## [Set exercise]
Set down the material once more, exactly as it appears.

## [Provided data]
━━━━━━
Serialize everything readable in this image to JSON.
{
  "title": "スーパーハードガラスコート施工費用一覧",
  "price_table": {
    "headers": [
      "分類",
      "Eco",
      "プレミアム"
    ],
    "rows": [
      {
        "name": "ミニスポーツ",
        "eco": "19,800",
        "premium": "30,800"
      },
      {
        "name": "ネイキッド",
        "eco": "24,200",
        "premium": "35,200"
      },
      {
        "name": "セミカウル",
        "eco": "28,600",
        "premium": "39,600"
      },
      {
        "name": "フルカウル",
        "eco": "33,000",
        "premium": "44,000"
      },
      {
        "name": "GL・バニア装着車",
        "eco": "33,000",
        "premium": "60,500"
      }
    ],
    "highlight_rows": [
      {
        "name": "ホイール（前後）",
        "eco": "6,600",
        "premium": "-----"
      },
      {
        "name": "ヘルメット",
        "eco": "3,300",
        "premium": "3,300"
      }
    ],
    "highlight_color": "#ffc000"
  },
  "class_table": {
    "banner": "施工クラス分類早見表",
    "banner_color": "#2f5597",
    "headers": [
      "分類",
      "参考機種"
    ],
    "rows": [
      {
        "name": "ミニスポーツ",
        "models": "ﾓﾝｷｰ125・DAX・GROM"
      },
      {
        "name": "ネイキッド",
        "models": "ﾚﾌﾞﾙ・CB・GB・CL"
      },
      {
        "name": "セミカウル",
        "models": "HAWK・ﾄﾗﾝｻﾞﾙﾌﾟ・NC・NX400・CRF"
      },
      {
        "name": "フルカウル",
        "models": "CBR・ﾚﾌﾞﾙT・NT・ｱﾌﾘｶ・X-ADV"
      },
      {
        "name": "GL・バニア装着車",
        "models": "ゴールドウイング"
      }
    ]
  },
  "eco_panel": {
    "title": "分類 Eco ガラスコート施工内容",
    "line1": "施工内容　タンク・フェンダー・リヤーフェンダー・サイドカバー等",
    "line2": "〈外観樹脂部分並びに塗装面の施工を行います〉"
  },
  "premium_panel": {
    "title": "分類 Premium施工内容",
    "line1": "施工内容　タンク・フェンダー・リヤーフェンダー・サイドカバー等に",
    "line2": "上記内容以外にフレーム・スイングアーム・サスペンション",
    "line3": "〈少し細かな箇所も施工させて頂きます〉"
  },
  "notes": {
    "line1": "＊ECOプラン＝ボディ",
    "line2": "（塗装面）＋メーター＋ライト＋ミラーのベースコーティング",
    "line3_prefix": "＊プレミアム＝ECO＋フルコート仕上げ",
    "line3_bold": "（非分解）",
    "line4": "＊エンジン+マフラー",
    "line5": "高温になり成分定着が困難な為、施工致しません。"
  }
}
━━━━━━
## [Task output]
Serialize everything readable in this image to JSON.
{
  "title": "スーパーハードガラスコート施工費用一覧",
  "price_table": {
    "headers": [
      "分類",
      "Eco",
      "プレミアム"
    ],
    "rows": [
      {
        "name": "ミニスポーツ",
        "eco": "19,800",
        "premium": "30,800"
      },
      {
        "name": "ネイキッド",
        "eco": "24,200",
        "premium": "35,200"
      },
      {
        "name": "セミカウル",
        "eco": "28,600",
        "premium": "39,600"
      },
      {
        "name": "フルカウル",
        "eco": "33,000",
        "premium": "44,000"
      },
      {
        "name": "GL・バニア装着車",
        "eco": "33,000",
        "premium": "60,500"
      }
    ],
    "highlight_rows": [
      {
        "name": "ホイール（前後）",
        "eco": "6,600",
        "premium": "-----"
      },
      {
        "name": "ヘルメット",
        "eco": "3,300",
        "premium": "3,300"
      }
    ],
    "highlight_color": "#ffc000"
  },
  "class_table": {
    "banner": "施工クラス分類早見表",
    "banner_color": "#2f5597",
    "headers": [
      "分類",
      "参考機種"
    ],
    "rows": [
      {
        "name": "ミニスポーツ",
        "models": "ﾓﾝｷｰ125・DAX・GROM"
      },
      {
        "name": "ネイキッド",
        "models": "ﾚﾌﾞﾙ・CB・GB・CL"
      },
      {
        "name": "セミカウル",
        "models": "HAWK・ﾄﾗﾝｻﾞﾙﾌﾟ・NC・NX400・CRF"
      },
      {
        "name": "フルカウル",
        "models": "CBR・ﾚﾌﾞﾙT・NT・ｱﾌﾘｶ・X-ADV"
      },
      {
        "name": "GL・バニア装着車",
        "models": "ゴールドウイング"
      }
    ]
  },
  "eco_panel": {
    "title": "分類 Eco ガラスコート施工内容",
    "line1": "施工内容　タンク・フェンダー・リヤーフェンダー・サイドカバー等",
    "line2": "〈外観樹脂部分並びに塗装面の施工を行います〉"
  },
  "premium_panel": {
    "title": "分類 Premium施工内容",
    "line1": "施工内容　タンク・フェンダー・リヤーフェンダー・サイドカバー等に",
    "line2": "上記内容以外にフレーム・スイングアーム・サスペンション",
    "line3": "〈少し細かな箇所も施工させて頂きます〉"
  },
  "notes": {
    "line1": "＊ECOプラン＝ボディ",
    "line2": "（塗装面）＋メーター＋ライト＋ミラーのベースコーティング",
    "line3_prefix": "＊プレミアム＝ECO＋フルコート仕上げ",
    "line3_bold": "（非分解）",
    "line4": "＊エンジン+マフラー",
    "line5": "高温になり成分定着が困難な為、施工致しません。"
  }
}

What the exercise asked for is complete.